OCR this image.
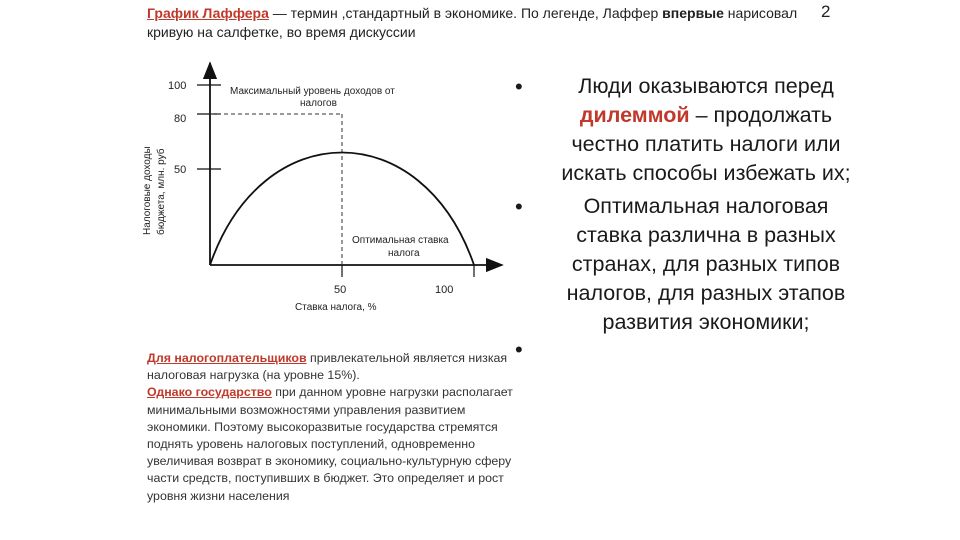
График Лаффера — термин ,стандартный в экономике. По легенде, Лаффер впервые нарисовал кривую на салфетке, во время дискуссии
2
Налоговые доходы бюджета, млн. руб
100
80
50
50	100
Ставка налога, %
Максимальный уровень доходов от
налогов
Оптимальная ставка
налога
Для налогоплательщиков привлекательной является низкая налоговая нагрузка (на уровне 15%).
Однако государство при данном уровне нагрузки располагает минимальными возможностями управления развитием экономики. Поэтому высокоразвитые государства стремятся поднять уровень налоговых поступлений, одновременно увеличивая возврат в экономику, социально-культурную сферу части средств, поступивших в бюджет. Это определяет и рост уровня жизни населения
•	Люди оказываются перед дилеммой – продолжать честно платить налоги или искать способы избежать их;
•	Оптимальная налоговая ставка различна в разных странах, для разных типов налогов, для разных этапов развития экономики;
•
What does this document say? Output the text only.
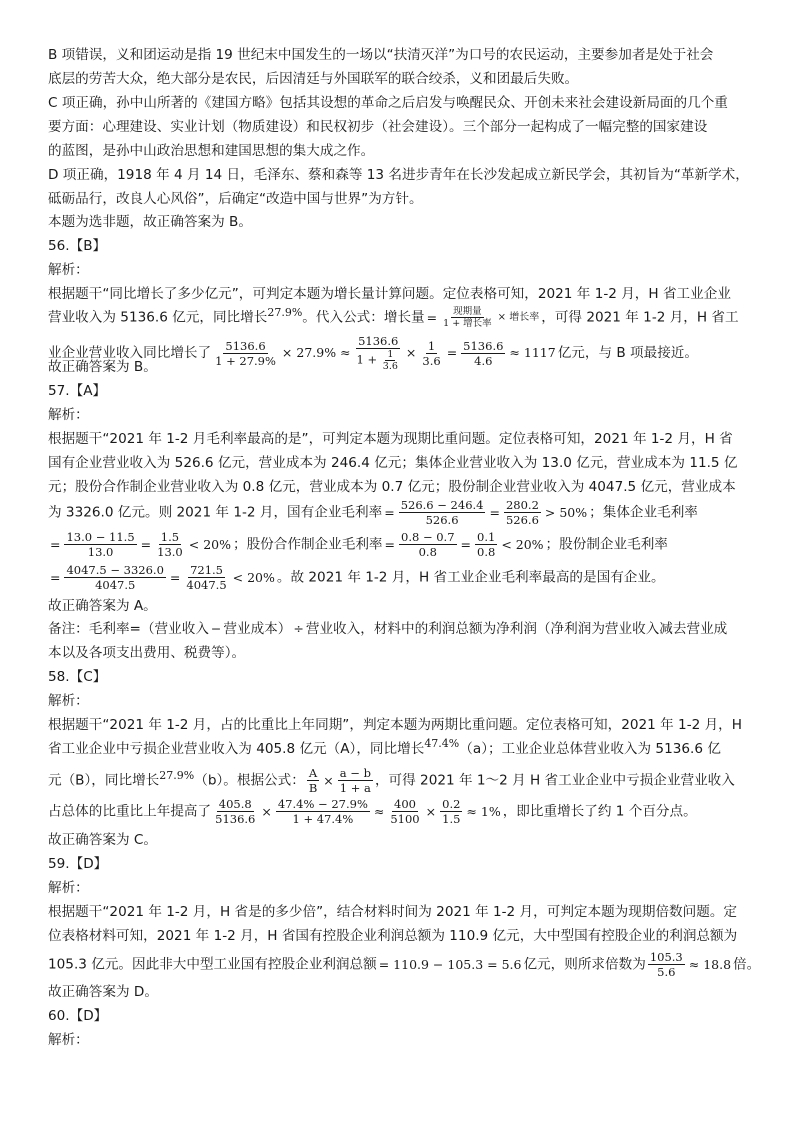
B 项错误，义和团运动是指 19 世纪末中国发生的一场以“扶清灭洋”为口号的农民运动，主要参加者是处于社会
底层的劳苦大众，绝大部分是农民，后因清廷与外国联军的联合绞杀，义和团最后失败。
C 项正确，孙中山所著的《建国方略》包括其设想的革命之后启发与唤醒民众、开创未来社会建设新局面的几个重
要方面：心理建设、实业计划（物质建设）和民权初步（社会建设）。三个部分一起构成了一幅完整的国家建设
的蓝图，是孙中山政治思想和建国思想的集大成之作。
D 项正确，1918 年 4 月 14 日，毛泽东、蔡和森等 13 名进步青年在长沙发起成立新民学会，其初旨为“革新学术，
砥砺品行，改良人心风俗”，后确定“改造中国与世界”为方针。
本题为选非题，故正确答案为 B。
56.【B】
解析：
根据题干“同比增长了多少亿元”，可判定本题为增长量计算问题。定位表格可知，2021 年 1-2 月，H 省工业企业
营业收入为 5136.6 亿元，同比增长$^{27.9\%}$。代入公式：增长量 = 现期量
1 + 增长率
× 增长率 ，可得 2021 年 1-2 月，H 省工
业企业营业收入同比增长了 $\frac{5136.6}{1 + 27.9\%} \times 27.9\% \approx \frac{5136.6}{1 + \frac{1}{3.6}} \times \frac{1}{3.6} = \frac{5136.6}{4.6} \approx 1117$ 亿元，与 B 项最接近。
故正确答案为 B。
57.【A】
解析：
根据题干“2021 年 1-2 月毛利率最高的是”，可判定本题为现期比重问题。定位表格可知，2021 年 1-2 月，H 省
国有企业营业收入为 526.6 亿元，营业成本为 246.4 亿元；集体企业营业收入为 13.0 亿元，营业成本为 11.5 亿
元；股份合作制企业营业收入为 0.8 亿元，营业成本为 0.7 亿元；股份制企业营业收入为 4047.5 亿元，营业成本
为 3326.0 亿元。则 2021 年 1-2 月，国有企业毛利率 = $\frac{526.6 - 246.4}{526.6} = \frac{280.2}{526.6} > 50\%$ ；集体企业毛利率
= $\frac{13.0 - 11.5}{13.0} = \frac{1.5}{13.0} < 20\%$ ；股份合作制企业毛利率 = $\frac{0.8 - 0.7}{0.8} = \frac{0.1}{0.8} < 20\%$ ；股份制企业毛利率
= $\frac{4047.5 - 3326.0}{4047.5} = \frac{721.5}{4047.5} < 20\%$ 。故 2021 年 1-2 月，H 省工业企业毛利率最高的是国有企业。
故正确答案为 A。
备注：毛利率=（营业收入 − 营业成本） ÷ 营业收入，材料中的利润总额为净利润（净利润为营业收入减去营业成
本以及各项支出费用、税费等）。
58.【C】
解析：
根据题干“2021 年 1-2 月，占的比重比上年同期”，判定本题为两期比重问题。定位表格可知，2021 年 1-2 月，H
省工业企业中亏损企业营业收入为 405.8 亿元（A），同比增长$^{47.4\%}$（a）；工业企业总体营业收入为 5136.6 亿
元（B），同比增长$^{27.9\%}$（b）。根据公式： $\frac{A}{B} \times \frac{a - b}{1 + a}$ ，可得 2021 年 1～2 月 H 省工业企业中亏损企业营业收入
占总体的比重比上年提高了 $\frac{405.8}{5136.6} \times \frac{47.4\% - 27.9\%}{1 + 47.4\%} \approx \frac{400}{5100} \times \frac{0.2}{1.5} \approx 1\%$ ，即比重增长了约 1 个百分点。
故正确答案为 C。
59.【D】
解析：
根据题干“2021 年 1-2 月，H 省是的多少倍”，结合材料时间为 2021 年 1-2 月，可判定本题为现期倍数问题。定
位表格材料可知，2021 年 1-2 月，H 省国有控股企业利润总额为 110.9 亿元，大中型国有控股企业的利润总额为
105.3 亿元。因此非大中型工业国有控股企业利润总额 = 110.9 − 105.3 = 5.6 亿元，则所求倍数为 $\frac{105.3}{5.6} \approx 18.8$ 倍。
故正确答案为 D。
60.【D】
解析：
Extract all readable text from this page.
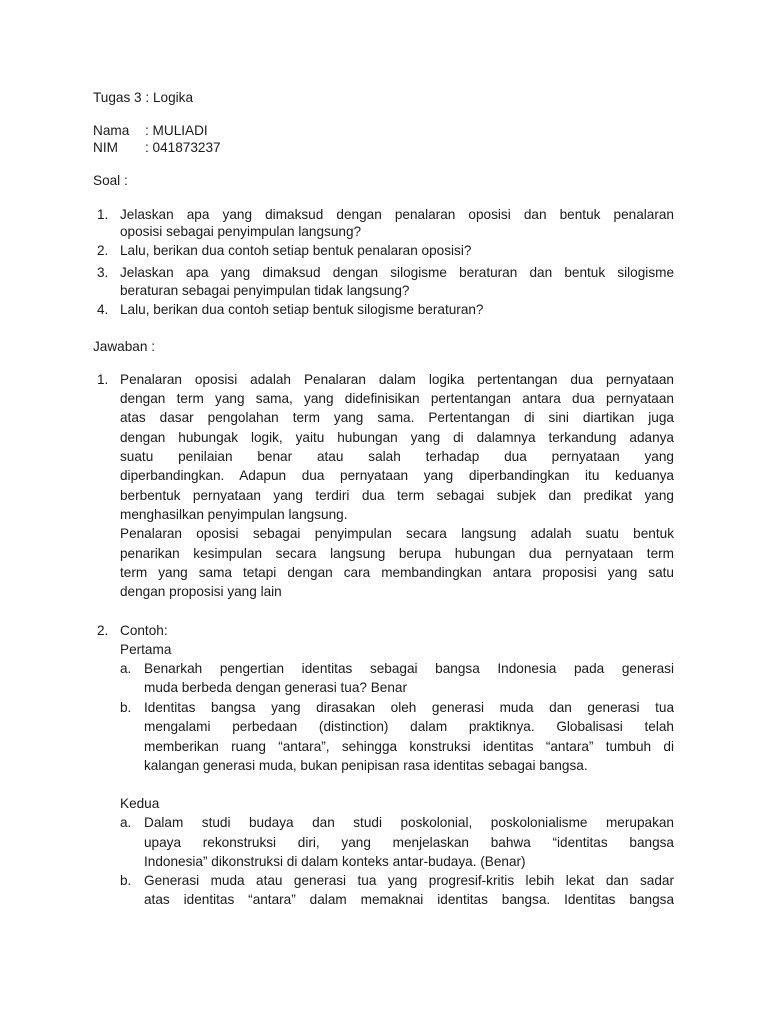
Tugas 3 : Logika
Nama : MULIADI
NIM : 041873237
Soal :
1. Jelaskan apa yang dimaksud dengan penalaran oposisi dan bentuk penalaran
oposisi sebagai penyimpulan langsung?
2. Lalu, berikan dua contoh setiap bentuk penalaran oposisi?
3. Jelaskan apa yang dimaksud dengan silogisme beraturan dan bentuk silogisme
beraturan sebagai penyimpulan tidak langsung?
4. Lalu, berikan dua contoh setiap bentuk silogisme beraturan?
Jawaban :
1. Penalaran oposisi adalah Penalaran dalam logika pertentangan dua pernyataan
dengan term yang sama, yang didefinisikan pertentangan antara dua pernyataan
atas dasar pengolahan term yang sama. Pertentangan di sini diartikan juga
dengan hubungak logik, yaitu hubungan yang di dalamnya terkandung adanya
suatu penilaian benar atau salah terhadap dua pernyataan yang
diperbandingkan. Adapun dua pernyataan yang diperbandingkan itu keduanya
berbentuk pernyataan yang terdiri dua term sebagai subjek dan predikat yang
menghasilkan penyimpulan langsung.
Penalaran oposisi sebagai penyimpulan secara langsung adalah suatu bentuk
penarikan kesimpulan secara langsung berupa hubungan dua pernyataan term
term yang sama tetapi dengan cara membandingkan antara proposisi yang satu
dengan proposisi yang lain
2. Contoh:
Pertama
a. Benarkah pengertian identitas sebagai bangsa Indonesia pada generasi
muda berbeda dengan generasi tua? Benar
b. Identitas bangsa yang dirasakan oleh generasi muda dan generasi tua
mengalami perbedaan (distinction) dalam praktiknya. Globalisasi telah
memberikan ruang “antara”, sehingga konstruksi identitas “antara” tumbuh di
kalangan generasi muda, bukan penipisan rasa identitas sebagai bangsa.
Kedua
a. Dalam studi budaya dan studi poskolonial, poskolonialisme merupakan
upaya rekonstruksi diri, yang menjelaskan bahwa “identitas bangsa
Indonesia” dikonstruksi di dalam konteks antar-budaya. (Benar)
b. Generasi muda atau generasi tua yang progresif-kritis lebih lekat dan sadar
atas identitas “antara” dalam memaknai identitas bangsa. Identitas bangsa
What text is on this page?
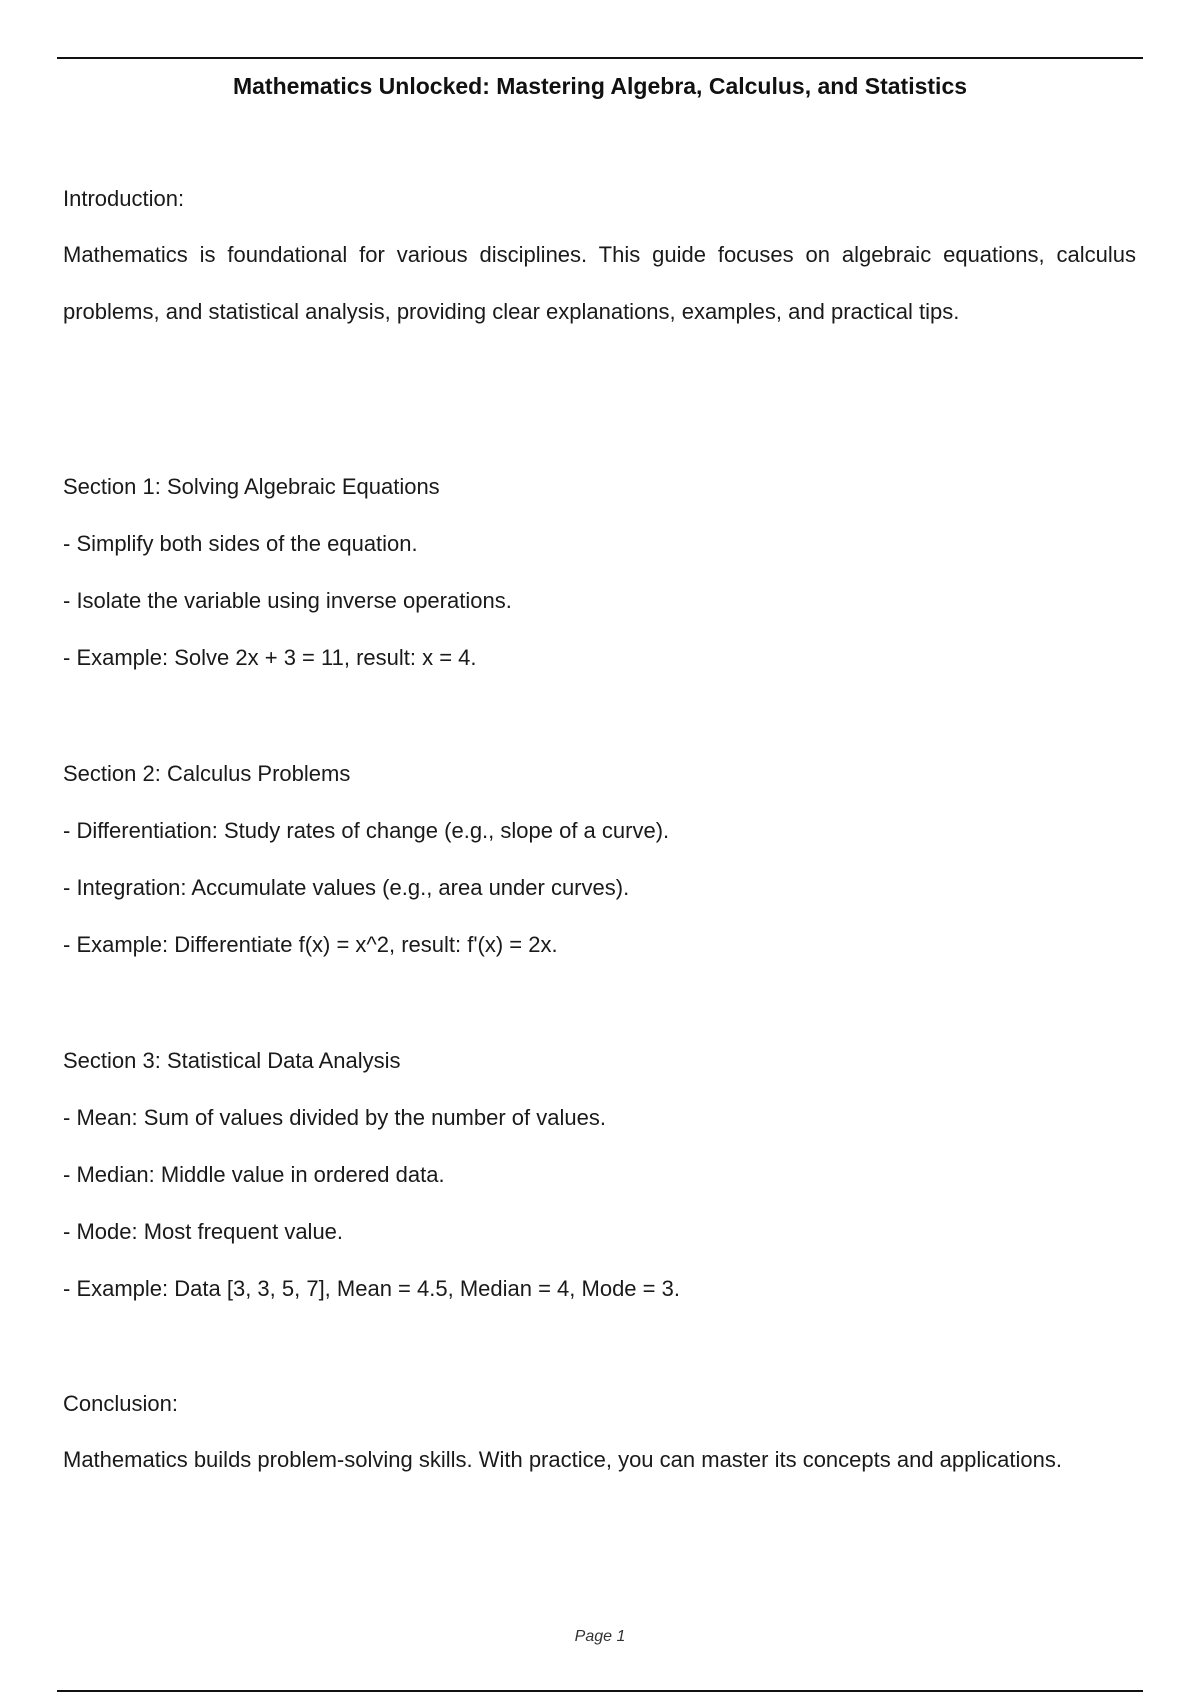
Mathematics Unlocked: Mastering Algebra, Calculus, and Statistics

Introduction:

Mathematics is foundational for various disciplines. This guide focuses on algebraic equations, calculus problems, and statistical analysis, providing clear explanations, examples, and practical tips.

Section 1: Solving Algebraic Equations

- Simplify both sides of the equation.

- Isolate the variable using inverse operations.

- Example: Solve 2x + 3 = 11, result: x = 4.

Section 2: Calculus Problems

- Differentiation: Study rates of change (e.g., slope of a curve).

- Integration: Accumulate values (e.g., area under curves).

- Example: Differentiate f(x) = x^2, result: f'(x) = 2x.

Section 3: Statistical Data Analysis

- Mean: Sum of values divided by the number of values.

- Median: Middle value in ordered data.

- Mode: Most frequent value.

- Example: Data [3, 3, 5, 7], Mean = 4.5, Median = 4, Mode = 3.

Conclusion:

Mathematics builds problem-solving skills. With practice, you can master its concepts and applications.

Page 1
════════
## Set problem
Find each line holding the string "定位表格可知" and copy it out.

## In response
根据题干“同比增长了多少亿元”，可判定本题为增长量计算问题。定位表格可知，2021 年 1-2 月，H 省工业企业
根据题干“2021 年 1-2 月毛利率最高的是”，可判定本题为现期比重问题。定位表格可知，2021 年 1-2 月，H 省
根据题干“2021 年 1-2 月，占的比重比上年同期”，判定本题为两期比重问题。定位表格可知，2021 年 1-2 月，H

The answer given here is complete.